TASK OBJECTIVE ->
Count how many lines hold the word "icon" and give that number as the whole answer.

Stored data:
>> begin

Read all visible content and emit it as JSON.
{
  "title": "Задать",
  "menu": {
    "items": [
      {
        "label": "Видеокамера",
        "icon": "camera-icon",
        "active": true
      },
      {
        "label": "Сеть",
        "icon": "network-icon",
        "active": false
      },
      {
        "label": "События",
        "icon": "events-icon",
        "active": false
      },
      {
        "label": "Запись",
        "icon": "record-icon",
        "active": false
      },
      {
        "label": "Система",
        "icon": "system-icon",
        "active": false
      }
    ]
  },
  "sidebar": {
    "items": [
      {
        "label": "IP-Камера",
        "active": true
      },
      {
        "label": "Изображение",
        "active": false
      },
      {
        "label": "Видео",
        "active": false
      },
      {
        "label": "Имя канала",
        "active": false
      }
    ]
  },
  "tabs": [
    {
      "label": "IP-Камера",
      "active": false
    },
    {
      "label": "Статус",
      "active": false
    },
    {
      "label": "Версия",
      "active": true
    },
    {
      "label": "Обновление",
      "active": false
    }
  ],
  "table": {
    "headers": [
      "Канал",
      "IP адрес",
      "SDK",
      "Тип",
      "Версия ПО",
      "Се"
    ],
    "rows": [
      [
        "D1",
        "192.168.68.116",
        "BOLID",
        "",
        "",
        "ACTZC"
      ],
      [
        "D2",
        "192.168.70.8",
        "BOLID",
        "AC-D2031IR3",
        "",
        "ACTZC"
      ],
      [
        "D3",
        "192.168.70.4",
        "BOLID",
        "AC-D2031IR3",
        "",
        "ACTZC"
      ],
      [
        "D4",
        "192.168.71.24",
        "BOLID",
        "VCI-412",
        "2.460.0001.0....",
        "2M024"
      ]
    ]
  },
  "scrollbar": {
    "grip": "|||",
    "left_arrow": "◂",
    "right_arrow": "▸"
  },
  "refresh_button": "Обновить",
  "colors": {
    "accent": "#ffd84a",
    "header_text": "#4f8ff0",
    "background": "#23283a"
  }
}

>> end

FULL SOLUTION ->
5